Exercise brief:
Go through the entries one line at a time, and gather every line that has the word "Vuosikate".

Stored items:
--- START ---
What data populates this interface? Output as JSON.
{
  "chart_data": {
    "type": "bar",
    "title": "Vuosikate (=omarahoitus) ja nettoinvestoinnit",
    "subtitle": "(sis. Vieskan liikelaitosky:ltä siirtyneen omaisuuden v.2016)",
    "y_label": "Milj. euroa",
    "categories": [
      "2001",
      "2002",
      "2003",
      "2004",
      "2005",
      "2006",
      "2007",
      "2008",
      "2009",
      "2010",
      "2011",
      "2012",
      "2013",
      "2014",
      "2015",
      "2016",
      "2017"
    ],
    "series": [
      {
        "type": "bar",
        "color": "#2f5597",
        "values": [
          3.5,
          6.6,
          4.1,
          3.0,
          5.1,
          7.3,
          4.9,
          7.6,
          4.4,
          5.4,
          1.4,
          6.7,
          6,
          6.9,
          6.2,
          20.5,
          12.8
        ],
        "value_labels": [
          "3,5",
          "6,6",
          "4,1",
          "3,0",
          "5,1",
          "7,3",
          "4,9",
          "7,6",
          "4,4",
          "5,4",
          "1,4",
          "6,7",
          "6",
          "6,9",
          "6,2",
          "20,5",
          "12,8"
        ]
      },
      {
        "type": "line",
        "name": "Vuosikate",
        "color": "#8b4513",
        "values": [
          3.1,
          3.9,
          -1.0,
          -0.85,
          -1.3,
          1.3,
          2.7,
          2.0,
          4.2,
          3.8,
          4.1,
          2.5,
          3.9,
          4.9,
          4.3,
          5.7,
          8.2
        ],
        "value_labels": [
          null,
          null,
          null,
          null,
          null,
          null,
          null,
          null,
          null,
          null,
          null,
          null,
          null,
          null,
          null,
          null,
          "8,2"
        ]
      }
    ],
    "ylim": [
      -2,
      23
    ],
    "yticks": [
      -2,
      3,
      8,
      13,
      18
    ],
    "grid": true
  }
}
--- END ---
The response:
    "title": "Vuosikate (=omarahoitus) ja nettoinvestoinnit",
        "name": "Vuosikate",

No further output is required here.